Every line below that holds the string "Siebenbrunneng" should be copied out.
▬▬▬
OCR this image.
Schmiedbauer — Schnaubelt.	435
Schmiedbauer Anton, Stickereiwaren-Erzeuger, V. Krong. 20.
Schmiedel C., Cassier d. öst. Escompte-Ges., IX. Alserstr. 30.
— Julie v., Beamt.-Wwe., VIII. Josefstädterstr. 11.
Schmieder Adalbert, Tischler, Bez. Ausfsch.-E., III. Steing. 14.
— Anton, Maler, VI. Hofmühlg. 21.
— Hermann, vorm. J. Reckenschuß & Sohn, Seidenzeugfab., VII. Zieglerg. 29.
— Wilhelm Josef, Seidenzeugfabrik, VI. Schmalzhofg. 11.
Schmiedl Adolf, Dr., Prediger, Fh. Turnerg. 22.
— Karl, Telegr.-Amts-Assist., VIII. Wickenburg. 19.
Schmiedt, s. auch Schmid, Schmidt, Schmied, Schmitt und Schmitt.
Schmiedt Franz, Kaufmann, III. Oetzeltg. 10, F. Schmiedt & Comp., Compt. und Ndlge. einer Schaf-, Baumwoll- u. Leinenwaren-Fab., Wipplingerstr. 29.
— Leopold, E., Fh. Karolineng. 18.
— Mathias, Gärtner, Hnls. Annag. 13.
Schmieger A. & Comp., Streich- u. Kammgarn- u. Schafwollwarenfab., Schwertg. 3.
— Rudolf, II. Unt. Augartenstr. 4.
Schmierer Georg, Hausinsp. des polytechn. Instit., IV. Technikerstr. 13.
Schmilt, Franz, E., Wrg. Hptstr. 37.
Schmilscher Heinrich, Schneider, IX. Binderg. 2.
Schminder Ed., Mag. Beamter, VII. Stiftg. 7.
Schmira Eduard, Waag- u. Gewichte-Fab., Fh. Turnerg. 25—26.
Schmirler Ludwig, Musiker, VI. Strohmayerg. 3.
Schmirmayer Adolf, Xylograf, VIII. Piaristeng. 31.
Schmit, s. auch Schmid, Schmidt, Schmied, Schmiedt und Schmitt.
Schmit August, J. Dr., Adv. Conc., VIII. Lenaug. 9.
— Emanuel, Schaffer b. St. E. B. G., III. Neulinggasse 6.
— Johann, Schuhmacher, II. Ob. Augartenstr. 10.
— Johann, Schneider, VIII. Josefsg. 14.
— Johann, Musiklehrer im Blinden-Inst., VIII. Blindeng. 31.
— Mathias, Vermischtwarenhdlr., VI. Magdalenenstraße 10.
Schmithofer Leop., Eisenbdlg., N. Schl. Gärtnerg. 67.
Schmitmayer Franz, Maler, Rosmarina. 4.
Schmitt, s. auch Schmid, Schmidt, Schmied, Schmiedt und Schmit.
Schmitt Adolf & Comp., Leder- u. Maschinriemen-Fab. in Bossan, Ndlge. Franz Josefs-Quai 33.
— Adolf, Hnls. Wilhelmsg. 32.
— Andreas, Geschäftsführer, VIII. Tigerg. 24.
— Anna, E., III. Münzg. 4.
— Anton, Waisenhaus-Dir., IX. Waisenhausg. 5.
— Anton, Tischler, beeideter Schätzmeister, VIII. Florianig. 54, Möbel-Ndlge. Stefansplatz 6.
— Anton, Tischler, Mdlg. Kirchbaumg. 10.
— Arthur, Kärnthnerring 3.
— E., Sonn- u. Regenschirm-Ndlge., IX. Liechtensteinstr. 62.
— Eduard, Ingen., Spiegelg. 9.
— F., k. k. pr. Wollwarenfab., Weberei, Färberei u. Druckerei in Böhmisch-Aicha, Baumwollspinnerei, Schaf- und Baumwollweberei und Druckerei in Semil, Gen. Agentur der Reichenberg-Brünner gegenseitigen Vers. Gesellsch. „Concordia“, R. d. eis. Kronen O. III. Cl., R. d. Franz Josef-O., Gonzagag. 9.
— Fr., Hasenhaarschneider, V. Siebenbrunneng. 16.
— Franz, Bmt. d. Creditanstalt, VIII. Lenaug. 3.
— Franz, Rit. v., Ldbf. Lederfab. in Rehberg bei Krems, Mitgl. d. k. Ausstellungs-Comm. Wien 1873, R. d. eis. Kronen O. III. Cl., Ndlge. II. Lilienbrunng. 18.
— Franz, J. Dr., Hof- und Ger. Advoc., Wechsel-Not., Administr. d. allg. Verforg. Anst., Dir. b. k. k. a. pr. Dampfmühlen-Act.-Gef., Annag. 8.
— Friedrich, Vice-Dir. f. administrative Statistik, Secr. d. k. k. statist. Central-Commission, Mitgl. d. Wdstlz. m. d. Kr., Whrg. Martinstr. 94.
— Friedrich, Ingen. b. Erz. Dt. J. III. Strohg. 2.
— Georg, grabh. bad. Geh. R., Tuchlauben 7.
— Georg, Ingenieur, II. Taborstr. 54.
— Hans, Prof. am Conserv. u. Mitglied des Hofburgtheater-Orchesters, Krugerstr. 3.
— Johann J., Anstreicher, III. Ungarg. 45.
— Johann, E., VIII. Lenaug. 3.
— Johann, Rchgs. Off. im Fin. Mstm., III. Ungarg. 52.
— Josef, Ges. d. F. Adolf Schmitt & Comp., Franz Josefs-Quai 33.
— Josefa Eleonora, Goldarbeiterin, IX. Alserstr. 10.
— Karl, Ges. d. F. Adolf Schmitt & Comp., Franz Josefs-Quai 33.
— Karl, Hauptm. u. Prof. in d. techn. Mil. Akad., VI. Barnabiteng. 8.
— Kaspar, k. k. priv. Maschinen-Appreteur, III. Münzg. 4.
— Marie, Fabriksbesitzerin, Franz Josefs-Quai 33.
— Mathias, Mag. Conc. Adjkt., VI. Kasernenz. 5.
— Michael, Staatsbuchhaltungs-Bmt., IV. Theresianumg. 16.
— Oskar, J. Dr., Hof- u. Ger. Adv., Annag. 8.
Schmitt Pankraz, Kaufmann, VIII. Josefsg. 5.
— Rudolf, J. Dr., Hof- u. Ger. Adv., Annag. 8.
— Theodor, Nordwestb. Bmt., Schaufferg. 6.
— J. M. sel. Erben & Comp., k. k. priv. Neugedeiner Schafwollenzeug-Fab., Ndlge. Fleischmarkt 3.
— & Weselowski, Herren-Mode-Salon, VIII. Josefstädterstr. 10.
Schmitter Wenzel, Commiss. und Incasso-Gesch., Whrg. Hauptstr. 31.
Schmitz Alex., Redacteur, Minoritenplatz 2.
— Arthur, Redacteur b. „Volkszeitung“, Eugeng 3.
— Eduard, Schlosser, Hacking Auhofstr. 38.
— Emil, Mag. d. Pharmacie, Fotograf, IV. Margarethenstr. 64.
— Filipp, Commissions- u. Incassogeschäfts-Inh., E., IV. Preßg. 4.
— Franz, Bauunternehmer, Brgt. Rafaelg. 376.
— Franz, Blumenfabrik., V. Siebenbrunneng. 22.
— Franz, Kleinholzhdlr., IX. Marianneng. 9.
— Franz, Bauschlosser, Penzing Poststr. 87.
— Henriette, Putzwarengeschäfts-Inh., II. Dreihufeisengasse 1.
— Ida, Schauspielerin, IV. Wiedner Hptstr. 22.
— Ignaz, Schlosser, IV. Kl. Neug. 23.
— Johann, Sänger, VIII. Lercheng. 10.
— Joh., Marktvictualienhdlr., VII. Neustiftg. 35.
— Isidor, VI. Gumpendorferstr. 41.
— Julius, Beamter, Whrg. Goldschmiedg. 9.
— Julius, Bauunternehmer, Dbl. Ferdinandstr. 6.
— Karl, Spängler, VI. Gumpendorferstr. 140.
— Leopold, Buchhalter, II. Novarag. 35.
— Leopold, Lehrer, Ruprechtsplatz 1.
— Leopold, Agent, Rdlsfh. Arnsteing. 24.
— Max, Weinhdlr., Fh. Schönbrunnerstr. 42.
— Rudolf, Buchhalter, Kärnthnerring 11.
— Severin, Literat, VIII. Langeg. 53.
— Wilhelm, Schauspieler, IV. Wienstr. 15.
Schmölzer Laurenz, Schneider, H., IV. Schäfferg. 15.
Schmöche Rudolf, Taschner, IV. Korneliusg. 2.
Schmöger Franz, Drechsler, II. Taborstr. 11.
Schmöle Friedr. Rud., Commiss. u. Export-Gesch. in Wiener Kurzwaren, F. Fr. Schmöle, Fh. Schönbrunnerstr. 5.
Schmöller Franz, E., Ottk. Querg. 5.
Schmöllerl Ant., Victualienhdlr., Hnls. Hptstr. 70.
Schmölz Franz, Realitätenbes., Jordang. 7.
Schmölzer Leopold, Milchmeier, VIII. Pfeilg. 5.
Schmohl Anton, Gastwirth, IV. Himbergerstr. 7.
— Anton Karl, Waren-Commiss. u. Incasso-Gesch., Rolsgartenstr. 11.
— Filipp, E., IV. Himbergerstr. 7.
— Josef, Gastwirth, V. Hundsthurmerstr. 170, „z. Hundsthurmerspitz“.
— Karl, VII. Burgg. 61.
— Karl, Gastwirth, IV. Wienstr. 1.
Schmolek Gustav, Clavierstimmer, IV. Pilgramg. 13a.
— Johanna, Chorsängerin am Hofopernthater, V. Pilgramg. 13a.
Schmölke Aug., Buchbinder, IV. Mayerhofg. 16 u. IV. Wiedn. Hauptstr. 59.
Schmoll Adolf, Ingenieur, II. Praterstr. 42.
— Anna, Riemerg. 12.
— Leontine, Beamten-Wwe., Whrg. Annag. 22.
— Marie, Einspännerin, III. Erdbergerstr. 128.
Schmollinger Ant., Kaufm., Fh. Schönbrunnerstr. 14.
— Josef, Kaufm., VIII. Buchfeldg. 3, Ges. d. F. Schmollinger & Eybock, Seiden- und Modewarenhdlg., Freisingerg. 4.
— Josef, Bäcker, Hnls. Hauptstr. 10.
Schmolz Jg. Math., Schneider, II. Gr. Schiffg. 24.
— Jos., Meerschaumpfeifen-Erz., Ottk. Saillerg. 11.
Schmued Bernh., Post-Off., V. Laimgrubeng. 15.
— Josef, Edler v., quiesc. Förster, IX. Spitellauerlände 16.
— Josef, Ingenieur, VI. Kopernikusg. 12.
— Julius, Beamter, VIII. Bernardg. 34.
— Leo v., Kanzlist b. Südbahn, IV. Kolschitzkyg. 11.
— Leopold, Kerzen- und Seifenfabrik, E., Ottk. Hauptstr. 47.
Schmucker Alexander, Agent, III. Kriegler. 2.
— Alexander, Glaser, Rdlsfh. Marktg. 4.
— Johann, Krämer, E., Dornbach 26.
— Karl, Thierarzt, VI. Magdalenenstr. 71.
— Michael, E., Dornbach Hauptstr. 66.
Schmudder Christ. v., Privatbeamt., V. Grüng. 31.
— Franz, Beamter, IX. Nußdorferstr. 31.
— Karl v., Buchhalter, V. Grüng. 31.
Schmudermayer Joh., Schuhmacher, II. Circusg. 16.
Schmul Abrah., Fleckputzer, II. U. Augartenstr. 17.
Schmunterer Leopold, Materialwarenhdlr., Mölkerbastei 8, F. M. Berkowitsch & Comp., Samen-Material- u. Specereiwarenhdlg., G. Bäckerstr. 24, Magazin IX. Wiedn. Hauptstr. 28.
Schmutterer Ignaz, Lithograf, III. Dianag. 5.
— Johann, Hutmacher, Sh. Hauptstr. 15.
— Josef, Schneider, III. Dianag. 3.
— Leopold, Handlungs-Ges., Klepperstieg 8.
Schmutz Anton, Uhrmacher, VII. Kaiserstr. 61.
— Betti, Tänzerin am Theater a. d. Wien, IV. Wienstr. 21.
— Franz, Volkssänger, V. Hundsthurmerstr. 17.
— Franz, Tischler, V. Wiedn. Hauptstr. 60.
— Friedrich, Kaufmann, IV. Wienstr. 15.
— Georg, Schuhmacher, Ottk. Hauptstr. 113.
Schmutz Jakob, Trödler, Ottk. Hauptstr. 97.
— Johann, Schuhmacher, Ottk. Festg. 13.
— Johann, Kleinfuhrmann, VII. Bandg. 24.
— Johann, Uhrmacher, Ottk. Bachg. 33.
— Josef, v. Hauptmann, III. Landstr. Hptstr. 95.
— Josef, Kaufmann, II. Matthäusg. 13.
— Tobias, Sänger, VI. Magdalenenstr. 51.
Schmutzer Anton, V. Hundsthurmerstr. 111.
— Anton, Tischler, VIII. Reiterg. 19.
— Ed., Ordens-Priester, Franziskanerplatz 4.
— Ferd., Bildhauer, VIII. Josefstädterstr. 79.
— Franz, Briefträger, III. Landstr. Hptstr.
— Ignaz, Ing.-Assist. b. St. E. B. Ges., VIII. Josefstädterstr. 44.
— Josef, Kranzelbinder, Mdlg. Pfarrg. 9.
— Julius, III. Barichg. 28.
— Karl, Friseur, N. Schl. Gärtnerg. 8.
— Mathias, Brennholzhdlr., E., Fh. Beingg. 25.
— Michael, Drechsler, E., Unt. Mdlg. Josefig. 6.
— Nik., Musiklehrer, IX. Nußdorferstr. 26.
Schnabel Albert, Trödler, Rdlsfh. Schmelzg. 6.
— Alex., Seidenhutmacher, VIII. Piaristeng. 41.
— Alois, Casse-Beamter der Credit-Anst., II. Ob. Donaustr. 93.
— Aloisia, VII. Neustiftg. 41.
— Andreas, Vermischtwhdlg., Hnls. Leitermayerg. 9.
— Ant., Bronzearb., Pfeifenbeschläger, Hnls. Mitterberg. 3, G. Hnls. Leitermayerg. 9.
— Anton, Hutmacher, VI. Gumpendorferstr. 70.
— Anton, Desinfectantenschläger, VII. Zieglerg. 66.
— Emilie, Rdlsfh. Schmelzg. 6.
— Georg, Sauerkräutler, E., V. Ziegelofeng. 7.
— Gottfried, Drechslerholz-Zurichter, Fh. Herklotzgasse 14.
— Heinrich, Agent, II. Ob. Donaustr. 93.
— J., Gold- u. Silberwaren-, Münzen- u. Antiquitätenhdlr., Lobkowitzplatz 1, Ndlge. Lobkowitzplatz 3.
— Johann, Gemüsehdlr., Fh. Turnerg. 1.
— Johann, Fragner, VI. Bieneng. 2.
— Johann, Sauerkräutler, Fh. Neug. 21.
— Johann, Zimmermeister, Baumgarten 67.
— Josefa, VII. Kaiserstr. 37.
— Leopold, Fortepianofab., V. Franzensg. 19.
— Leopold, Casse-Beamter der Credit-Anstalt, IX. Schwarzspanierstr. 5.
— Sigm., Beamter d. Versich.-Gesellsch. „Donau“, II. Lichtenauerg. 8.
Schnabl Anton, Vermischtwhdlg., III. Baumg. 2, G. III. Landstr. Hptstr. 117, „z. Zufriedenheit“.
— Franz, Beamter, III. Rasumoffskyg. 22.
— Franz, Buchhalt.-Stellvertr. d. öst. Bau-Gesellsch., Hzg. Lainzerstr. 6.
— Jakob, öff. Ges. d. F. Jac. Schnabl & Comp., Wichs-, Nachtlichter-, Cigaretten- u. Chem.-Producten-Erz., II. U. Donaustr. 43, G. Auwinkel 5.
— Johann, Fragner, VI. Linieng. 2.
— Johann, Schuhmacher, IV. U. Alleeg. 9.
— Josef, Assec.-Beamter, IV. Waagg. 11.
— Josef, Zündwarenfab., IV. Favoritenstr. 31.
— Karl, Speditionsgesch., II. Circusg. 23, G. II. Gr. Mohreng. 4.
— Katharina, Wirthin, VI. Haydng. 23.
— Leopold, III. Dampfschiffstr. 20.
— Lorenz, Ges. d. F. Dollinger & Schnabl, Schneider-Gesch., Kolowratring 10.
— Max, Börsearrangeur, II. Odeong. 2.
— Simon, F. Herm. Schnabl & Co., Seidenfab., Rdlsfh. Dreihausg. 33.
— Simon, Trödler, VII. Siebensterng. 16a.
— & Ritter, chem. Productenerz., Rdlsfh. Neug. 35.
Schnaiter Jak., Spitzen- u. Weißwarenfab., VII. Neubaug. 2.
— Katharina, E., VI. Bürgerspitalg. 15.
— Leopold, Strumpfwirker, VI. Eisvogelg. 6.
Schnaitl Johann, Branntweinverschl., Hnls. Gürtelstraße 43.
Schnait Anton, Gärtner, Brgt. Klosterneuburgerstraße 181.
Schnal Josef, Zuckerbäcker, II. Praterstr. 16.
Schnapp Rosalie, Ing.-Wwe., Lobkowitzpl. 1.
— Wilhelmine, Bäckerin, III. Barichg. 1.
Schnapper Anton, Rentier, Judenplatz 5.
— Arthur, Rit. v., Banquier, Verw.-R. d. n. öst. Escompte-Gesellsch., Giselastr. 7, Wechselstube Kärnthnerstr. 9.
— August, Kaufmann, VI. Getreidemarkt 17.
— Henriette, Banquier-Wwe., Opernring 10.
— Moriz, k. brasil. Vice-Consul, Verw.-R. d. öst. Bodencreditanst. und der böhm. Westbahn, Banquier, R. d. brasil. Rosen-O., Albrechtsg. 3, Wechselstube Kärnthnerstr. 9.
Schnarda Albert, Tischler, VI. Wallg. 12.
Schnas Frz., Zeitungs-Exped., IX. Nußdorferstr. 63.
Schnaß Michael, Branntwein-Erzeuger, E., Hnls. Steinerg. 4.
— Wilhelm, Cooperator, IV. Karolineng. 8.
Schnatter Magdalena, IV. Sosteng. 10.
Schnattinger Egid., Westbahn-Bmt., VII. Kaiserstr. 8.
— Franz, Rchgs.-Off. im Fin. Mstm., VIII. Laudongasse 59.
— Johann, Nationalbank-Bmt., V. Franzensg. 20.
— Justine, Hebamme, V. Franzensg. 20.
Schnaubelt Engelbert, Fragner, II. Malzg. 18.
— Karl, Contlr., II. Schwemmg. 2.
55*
▬▬▬
* _Result for this task_
— Fr., Hasenhaarschneider, V. Siebenbrunneng. 16.
— Franz, Blumenfabrik., V. Siebenbrunneng. 22.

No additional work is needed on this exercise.